Write out the data again in full, exactly as it reads.

--- start DATA ENTRIES ---

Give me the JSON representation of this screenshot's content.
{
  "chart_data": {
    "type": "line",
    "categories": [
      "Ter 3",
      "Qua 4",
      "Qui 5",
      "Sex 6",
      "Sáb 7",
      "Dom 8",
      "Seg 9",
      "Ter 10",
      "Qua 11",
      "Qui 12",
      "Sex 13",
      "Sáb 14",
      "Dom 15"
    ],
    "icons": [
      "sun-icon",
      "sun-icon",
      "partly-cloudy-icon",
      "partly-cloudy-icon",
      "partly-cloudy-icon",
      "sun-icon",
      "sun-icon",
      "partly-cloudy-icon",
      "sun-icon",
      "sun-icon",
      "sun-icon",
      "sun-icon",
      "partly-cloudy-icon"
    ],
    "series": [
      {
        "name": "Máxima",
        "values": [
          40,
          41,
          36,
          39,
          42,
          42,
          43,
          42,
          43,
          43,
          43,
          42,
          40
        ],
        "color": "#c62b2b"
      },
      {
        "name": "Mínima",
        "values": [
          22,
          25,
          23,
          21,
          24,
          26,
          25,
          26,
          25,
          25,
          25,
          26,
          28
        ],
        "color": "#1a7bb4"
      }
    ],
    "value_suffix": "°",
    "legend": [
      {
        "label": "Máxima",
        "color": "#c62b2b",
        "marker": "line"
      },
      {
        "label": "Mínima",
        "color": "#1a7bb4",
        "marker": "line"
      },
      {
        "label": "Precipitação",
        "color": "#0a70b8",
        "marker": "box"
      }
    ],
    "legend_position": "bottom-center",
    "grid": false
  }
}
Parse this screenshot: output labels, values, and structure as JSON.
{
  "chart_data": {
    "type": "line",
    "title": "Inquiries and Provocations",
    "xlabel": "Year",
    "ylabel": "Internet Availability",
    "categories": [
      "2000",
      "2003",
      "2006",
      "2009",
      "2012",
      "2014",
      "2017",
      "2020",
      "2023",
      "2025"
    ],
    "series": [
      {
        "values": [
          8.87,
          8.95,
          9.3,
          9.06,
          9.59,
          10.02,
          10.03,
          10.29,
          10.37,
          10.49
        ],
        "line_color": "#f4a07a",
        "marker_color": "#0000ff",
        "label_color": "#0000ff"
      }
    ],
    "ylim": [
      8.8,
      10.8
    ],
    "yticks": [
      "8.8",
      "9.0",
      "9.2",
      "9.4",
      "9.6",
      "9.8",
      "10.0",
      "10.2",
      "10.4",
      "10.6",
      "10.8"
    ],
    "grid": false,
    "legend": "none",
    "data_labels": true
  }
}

--- end DATA ENTRIES ---

### TASK RESPONSE
Give me the JSON representation of this screenshot's content.
{
  "chart_data": {
    "type": "line",
    "categories": [
      "Ter 3",
      "Qua 4",
      "Qui 5",
      "Sex 6",
      "Sáb 7",
      "Dom 8",
      "Seg 9",
      "Ter 10",
      "Qua 11",
      "Qui 12",
      "Sex 13",
      "Sáb 14",
      "Dom 15"
    ],
    "icons": [
      "sun-icon",
      "sun-icon",
      "partly-cloudy-icon",
      "partly-cloudy-icon",
      "partly-cloudy-icon",
      "sun-icon",
      "sun-icon",
      "partly-cloudy-icon",
      "sun-icon",
      "sun-icon",
      "sun-icon",
      "sun-icon",
      "partly-cloudy-icon"
    ],
    "series": [
      {
        "name": "Máxima",
        "values": [
          40,
          41,
          36,
          39,
          42,
          42,
          43,
          42,
          43,
          43,
          43,
          42,
          40
        ],
        "color": "#c62b2b"
      },
      {
        "name": "Mínima",
        "values": [
          22,
          25,
          23,
          21,
          24,
          26,
          25,
          26,
          25,
          25,
          25,
          26,
          28
        ],
        "color": "#1a7bb4"
      }
    ],
    "value_suffix": "°",
    "legend": [
      {
        "label": "Máxima",
        "color": "#c62b2b",
        "marker": "line"
      },
      {
        "label": "Mínima",
        "color": "#1a7bb4",
        "marker": "line"
      },
      {
        "label": "Precipitação",
        "color": "#0a70b8",
        "marker": "box"
      }
    ],
    "legend_position": "bottom-center",
    "grid": false
  }
}
Parse this screenshot: output labels, values, and structure as JSON.
{
  "chart_data": {
    "type": "line",
    "title": "Inquiries and Provocations",
    "xlabel": "Year",
    "ylabel": "Internet Availability",
    "categories": [
      "2000",
      "2003",
      "2006",
      "2009",
      "2012",
      "2014",
      "2017",
      "2020",
      "2023",
      "2025"
    ],
    "series": [
      {
        "values": [
          8.87,
          8.95,
          9.3,
          9.06,
          9.59,
          10.02,
          10.03,
          10.29,
          10.37,
          10.49
        ],
        "line_color": "#f4a07a",
        "marker_color": "#0000ff",
        "label_color": "#0000ff"
      }
    ],
    "ylim": [
      8.8,
      10.8
    ],
    "yticks": [
      "8.8",
      "9.0",
      "9.2",
      "9.4",
      "9.6",
      "9.8",
      "10.0",
      "10.2",
      "10.4",
      "10.6",
      "10.8"
    ],
    "grid": false,
    "legend": "none",
    "data_labels": true
  }
}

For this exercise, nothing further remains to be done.